Edit the listing by changing every "chart-row" to "bar-row", then write all its lines out again with nothing else altered.

**** Supplied material

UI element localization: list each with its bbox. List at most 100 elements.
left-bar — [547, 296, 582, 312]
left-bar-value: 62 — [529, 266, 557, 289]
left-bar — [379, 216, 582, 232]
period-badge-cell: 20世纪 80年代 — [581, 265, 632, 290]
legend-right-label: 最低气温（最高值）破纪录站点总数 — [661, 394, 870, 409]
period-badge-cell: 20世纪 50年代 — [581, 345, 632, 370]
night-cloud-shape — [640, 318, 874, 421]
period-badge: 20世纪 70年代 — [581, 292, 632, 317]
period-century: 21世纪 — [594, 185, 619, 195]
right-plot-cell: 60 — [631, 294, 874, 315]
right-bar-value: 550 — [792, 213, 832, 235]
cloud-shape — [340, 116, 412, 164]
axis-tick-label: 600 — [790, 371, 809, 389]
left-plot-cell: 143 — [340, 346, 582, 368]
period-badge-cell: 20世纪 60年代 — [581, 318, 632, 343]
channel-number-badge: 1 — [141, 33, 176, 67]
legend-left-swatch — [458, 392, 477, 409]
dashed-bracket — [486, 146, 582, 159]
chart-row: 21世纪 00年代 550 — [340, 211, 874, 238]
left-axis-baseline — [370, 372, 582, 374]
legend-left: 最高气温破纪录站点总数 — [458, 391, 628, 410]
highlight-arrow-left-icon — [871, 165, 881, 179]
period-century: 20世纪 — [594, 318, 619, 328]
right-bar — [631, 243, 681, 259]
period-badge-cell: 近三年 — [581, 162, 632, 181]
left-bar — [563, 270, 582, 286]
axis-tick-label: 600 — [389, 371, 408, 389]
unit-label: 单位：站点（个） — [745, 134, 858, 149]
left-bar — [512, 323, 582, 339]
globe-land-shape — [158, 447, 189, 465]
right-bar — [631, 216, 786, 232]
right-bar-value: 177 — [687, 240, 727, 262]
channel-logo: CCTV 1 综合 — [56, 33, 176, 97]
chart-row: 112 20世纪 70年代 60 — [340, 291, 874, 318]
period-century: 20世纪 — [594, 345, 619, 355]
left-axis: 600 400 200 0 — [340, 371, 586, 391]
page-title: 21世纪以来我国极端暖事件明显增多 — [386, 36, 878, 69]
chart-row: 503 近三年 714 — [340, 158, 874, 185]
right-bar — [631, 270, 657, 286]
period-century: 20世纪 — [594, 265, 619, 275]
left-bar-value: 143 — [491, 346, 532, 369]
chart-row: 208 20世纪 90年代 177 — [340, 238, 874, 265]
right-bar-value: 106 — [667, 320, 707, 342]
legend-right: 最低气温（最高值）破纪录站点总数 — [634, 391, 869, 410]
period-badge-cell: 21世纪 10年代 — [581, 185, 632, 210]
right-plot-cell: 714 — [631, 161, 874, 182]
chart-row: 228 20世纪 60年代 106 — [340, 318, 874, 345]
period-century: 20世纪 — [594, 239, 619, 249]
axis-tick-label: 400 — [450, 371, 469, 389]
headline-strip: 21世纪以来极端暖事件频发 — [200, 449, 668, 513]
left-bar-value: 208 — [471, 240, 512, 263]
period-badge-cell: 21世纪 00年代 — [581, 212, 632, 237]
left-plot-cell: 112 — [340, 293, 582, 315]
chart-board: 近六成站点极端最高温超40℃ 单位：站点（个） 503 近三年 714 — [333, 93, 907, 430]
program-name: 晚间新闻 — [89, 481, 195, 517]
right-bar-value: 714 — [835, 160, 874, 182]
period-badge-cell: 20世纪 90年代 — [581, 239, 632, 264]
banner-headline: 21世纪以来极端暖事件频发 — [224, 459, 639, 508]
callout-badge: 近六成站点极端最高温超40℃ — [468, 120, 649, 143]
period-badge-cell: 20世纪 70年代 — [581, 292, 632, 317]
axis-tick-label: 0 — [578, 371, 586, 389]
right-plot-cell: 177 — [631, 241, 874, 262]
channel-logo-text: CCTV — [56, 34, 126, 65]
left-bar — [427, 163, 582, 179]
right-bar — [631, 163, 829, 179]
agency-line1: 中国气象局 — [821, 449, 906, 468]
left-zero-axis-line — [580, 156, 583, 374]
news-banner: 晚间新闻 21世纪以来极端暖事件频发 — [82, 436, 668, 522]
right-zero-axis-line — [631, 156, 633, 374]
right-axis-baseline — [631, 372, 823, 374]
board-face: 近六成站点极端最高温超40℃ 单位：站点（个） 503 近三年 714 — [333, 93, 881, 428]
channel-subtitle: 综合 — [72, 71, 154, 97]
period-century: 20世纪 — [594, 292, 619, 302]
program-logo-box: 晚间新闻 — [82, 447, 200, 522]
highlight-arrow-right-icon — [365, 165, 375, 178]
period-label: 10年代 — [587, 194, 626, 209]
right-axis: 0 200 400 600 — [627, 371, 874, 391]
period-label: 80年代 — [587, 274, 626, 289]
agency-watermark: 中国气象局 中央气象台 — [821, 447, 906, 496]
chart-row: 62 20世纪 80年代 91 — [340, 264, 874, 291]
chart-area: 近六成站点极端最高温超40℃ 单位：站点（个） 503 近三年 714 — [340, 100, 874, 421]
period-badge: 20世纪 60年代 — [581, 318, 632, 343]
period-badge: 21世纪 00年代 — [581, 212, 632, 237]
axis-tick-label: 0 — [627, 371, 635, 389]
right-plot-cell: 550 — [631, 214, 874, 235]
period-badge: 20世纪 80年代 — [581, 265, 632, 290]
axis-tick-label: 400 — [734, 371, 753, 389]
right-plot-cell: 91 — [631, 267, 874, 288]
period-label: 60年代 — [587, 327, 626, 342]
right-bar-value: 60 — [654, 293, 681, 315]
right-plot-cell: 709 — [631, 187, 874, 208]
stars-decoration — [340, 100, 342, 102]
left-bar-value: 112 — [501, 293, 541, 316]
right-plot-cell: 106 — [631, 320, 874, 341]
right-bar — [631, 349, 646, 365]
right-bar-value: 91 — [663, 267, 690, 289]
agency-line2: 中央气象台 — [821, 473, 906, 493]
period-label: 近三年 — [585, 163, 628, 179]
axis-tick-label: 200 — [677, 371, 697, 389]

********

**Problem solution:**
UI element localization: list each with its bbox. List at most 100 elements.
left-bar — [547, 296, 582, 312]
left-bar-value: 62 — [529, 266, 557, 289]
left-bar — [379, 216, 582, 232]
period-badge-cell: 20世纪 80年代 — [581, 265, 632, 290]
legend-right-label: 最低气温（最高值）破纪录站点总数 — [661, 394, 870, 409]
period-badge-cell: 20世纪 50年代 — [581, 345, 632, 370]
night-cloud-shape — [640, 318, 874, 421]
period-badge: 20世纪 70年代 — [581, 292, 632, 317]
period-century: 21世纪 — [594, 185, 619, 195]
right-plot-cell: 60 — [631, 294, 874, 315]
right-bar-value: 550 — [792, 213, 832, 235]
cloud-shape — [340, 116, 412, 164]
axis-tick-label: 600 — [790, 371, 809, 389]
left-plot-cell: 143 — [340, 346, 582, 368]
period-badge-cell: 20世纪 60年代 — [581, 318, 632, 343]
channel-number-badge: 1 — [141, 33, 176, 67]
legend-left-swatch — [458, 392, 477, 409]
dashed-bracket — [486, 146, 582, 159]
bar-row: 21世纪 00年代 550 — [340, 211, 874, 238]
left-axis-baseline — [370, 372, 582, 374]
legend-left: 最高气温破纪录站点总数 — [458, 391, 628, 410]
highlight-arrow-left-icon — [871, 165, 881, 179]
period-century: 20世纪 — [594, 318, 619, 328]
right-bar — [631, 243, 681, 259]
period-badge-cell: 近三年 — [581, 162, 632, 181]
left-bar — [563, 270, 582, 286]
axis-tick-label: 600 — [389, 371, 408, 389]
unit-label: 单位：站点（个） — [745, 134, 858, 149]
left-bar — [512, 323, 582, 339]
globe-land-shape — [158, 447, 189, 465]
right-bar — [631, 216, 786, 232]
right-bar-value: 177 — [687, 240, 727, 262]
channel-logo: CCTV 1 综合 — [56, 33, 176, 97]
bar-row: 112 20世纪 70年代 60 — [340, 291, 874, 318]
period-century: 20世纪 — [594, 345, 619, 355]
left-axis: 600 400 200 0 — [340, 371, 586, 391]
page-title: 21世纪以来我国极端暖事件明显增多 — [386, 36, 878, 69]
bar-row: 503 近三年 714 — [340, 158, 874, 185]
right-bar — [631, 270, 657, 286]
period-century: 20世纪 — [594, 265, 619, 275]
left-bar-value: 143 — [491, 346, 532, 369]
bar-row: 208 20世纪 90年代 177 — [340, 238, 874, 265]
right-bar-value: 106 — [667, 320, 707, 342]
legend-right: 最低气温（最高值）破纪录站点总数 — [634, 391, 869, 410]
period-badge-cell: 21世纪 10年代 — [581, 185, 632, 210]
right-plot-cell: 714 — [631, 161, 874, 182]
bar-row: 228 20世纪 60年代 106 — [340, 318, 874, 345]
period-century: 20世纪 — [594, 239, 619, 249]
axis-tick-label: 400 — [450, 371, 469, 389]
headline-strip: 21世纪以来极端暖事件频发 — [200, 449, 668, 513]
left-bar-value: 208 — [471, 240, 512, 263]
period-badge-cell: 21世纪 00年代 — [581, 212, 632, 237]
left-plot-cell: 112 — [340, 293, 582, 315]
chart-board: 近六成站点极端最高温超40℃ 单位：站点（个） 503 近三年 714 — [333, 93, 907, 430]
program-name: 晚间新闻 — [89, 481, 195, 517]
right-bar-value: 714 — [835, 160, 874, 182]
period-badge-cell: 20世纪 90年代 — [581, 239, 632, 264]
banner-headline: 21世纪以来极端暖事件频发 — [224, 459, 639, 508]
callout-badge: 近六成站点极端最高温超40℃ — [468, 120, 649, 143]
period-badge-cell: 20世纪 70年代 — [581, 292, 632, 317]
axis-tick-label: 0 — [578, 371, 586, 389]
right-plot-cell: 177 — [631, 241, 874, 262]
channel-logo-text: CCTV — [56, 34, 126, 65]
left-bar — [427, 163, 582, 179]
right-bar — [631, 163, 829, 179]
agency-line1: 中国气象局 — [821, 449, 906, 468]
left-zero-axis-line — [580, 156, 583, 374]
news-banner: 晚间新闻 21世纪以来极端暖事件频发 — [82, 436, 668, 522]
right-zero-axis-line — [631, 156, 633, 374]
right-axis-baseline — [631, 372, 823, 374]
board-face: 近六成站点极端最高温超40℃ 单位：站点（个） 503 近三年 714 — [333, 93, 881, 428]
channel-subtitle: 综合 — [72, 71, 154, 97]
period-century: 20世纪 — [594, 292, 619, 302]
program-logo-box: 晚间新闻 — [82, 447, 200, 522]
highlight-arrow-right-icon — [365, 165, 375, 178]
period-label: 10年代 — [587, 194, 626, 209]
right-axis: 0 200 400 600 — [627, 371, 874, 391]
period-label: 80年代 — [587, 274, 626, 289]
agency-watermark: 中国气象局 中央气象台 — [821, 447, 906, 496]
bar-row: 62 20世纪 80年代 91 — [340, 264, 874, 291]
chart-area: 近六成站点极端最高温超40℃ 单位：站点（个） 503 近三年 714 — [340, 100, 874, 421]
period-badge: 20世纪 60年代 — [581, 318, 632, 343]
period-badge: 21世纪 00年代 — [581, 212, 632, 237]
axis-tick-label: 0 — [627, 371, 635, 389]
right-plot-cell: 550 — [631, 214, 874, 235]
period-badge: 20世纪 80年代 — [581, 265, 632, 290]
axis-tick-label: 400 — [734, 371, 753, 389]
right-plot-cell: 91 — [631, 267, 874, 288]
period-label: 60年代 — [587, 327, 626, 342]
right-bar-value: 60 — [654, 293, 681, 315]
right-plot-cell: 709 — [631, 187, 874, 208]
stars-decoration — [340, 100, 342, 102]
left-bar-value: 112 — [501, 293, 541, 316]
right-plot-cell: 106 — [631, 320, 874, 341]
right-bar — [631, 349, 646, 365]
right-bar-value: 91 — [663, 267, 690, 289]
agency-line2: 中央气象台 — [821, 473, 906, 493]
period-label: 近三年 — [585, 163, 628, 179]
axis-tick-label: 200 — [677, 371, 697, 389]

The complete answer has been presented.